# DATASET ENTRIES:
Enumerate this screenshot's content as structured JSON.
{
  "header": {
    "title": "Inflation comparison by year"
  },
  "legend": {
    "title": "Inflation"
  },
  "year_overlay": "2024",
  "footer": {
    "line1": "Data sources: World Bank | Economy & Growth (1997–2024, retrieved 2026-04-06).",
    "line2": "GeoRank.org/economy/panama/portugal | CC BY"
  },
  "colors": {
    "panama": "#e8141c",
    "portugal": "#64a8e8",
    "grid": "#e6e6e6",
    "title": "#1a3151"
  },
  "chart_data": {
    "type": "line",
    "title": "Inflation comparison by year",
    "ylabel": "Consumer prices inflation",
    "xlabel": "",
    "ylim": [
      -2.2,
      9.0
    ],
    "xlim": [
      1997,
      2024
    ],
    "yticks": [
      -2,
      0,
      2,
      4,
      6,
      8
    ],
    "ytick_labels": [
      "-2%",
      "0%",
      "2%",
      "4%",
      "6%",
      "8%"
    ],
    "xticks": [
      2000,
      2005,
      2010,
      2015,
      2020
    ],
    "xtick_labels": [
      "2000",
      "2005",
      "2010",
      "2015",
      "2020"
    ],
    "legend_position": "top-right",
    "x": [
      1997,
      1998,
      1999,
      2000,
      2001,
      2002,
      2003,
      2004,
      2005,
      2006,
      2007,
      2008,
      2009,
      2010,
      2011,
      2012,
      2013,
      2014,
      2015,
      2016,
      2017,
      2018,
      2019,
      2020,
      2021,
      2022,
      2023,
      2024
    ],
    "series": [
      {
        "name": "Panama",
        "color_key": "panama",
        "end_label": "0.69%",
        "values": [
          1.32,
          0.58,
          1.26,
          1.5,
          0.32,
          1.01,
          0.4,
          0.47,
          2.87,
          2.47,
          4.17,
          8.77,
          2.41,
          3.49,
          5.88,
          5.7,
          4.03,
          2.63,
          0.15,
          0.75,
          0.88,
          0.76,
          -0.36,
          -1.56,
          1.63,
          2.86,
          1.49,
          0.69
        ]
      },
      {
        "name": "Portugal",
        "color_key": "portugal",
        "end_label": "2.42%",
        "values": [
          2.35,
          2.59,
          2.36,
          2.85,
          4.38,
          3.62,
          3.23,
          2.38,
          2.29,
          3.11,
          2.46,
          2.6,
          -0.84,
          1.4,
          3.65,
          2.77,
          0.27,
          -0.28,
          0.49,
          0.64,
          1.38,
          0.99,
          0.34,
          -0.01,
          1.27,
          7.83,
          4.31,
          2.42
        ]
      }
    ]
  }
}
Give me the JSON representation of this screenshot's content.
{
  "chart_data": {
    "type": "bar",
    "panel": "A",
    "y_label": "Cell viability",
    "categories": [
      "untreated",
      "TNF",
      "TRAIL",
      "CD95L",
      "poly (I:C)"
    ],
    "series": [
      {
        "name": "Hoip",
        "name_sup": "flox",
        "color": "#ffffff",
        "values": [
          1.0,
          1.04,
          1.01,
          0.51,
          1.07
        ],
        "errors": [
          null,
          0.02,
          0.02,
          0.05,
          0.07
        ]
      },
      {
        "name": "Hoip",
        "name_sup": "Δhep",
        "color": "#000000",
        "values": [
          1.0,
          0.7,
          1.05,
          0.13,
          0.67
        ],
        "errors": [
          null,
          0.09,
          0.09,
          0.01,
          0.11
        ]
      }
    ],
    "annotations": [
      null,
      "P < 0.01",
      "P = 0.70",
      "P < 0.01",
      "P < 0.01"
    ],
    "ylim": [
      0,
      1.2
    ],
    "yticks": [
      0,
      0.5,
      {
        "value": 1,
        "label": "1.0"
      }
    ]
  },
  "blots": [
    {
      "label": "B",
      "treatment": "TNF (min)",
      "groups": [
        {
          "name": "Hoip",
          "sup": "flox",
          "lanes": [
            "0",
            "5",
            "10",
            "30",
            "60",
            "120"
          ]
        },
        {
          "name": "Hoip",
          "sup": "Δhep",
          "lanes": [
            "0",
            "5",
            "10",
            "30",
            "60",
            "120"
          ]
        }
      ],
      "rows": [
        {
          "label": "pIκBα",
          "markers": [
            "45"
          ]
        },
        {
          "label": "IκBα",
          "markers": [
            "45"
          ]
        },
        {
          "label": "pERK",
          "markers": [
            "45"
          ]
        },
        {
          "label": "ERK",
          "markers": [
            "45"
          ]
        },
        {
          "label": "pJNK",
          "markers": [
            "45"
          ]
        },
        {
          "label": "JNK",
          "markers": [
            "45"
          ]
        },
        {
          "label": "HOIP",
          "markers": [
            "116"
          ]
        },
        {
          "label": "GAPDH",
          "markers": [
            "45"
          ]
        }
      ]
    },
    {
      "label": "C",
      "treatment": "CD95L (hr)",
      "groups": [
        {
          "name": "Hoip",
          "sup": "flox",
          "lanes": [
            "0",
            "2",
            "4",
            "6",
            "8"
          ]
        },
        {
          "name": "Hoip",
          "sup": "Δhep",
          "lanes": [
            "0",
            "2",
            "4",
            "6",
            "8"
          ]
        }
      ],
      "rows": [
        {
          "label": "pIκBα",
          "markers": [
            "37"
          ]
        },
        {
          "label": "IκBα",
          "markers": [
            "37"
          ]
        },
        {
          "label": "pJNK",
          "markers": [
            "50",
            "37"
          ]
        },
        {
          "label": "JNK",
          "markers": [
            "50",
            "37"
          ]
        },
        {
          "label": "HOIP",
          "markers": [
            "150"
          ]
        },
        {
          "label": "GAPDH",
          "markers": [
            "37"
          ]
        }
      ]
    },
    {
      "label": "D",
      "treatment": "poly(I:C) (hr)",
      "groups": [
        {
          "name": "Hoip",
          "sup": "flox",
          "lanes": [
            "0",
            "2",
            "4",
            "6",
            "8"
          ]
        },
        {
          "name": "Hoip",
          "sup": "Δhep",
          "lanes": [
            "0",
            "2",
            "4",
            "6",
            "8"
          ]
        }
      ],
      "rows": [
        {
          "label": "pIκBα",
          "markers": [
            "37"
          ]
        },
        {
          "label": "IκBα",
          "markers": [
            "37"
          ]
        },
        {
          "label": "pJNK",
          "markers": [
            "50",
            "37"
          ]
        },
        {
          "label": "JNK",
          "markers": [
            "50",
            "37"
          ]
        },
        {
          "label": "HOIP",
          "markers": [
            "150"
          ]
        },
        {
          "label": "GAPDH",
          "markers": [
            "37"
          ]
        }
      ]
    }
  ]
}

# EXERCISE GOAL:
Find the lines holding "treatment" and list every one.

# OUTPUT FOR THIS TASK:
      "treatment": "TNF (min)",
      "treatment": "CD95L (hr)",
      "treatment": "poly(I:C) (hr)",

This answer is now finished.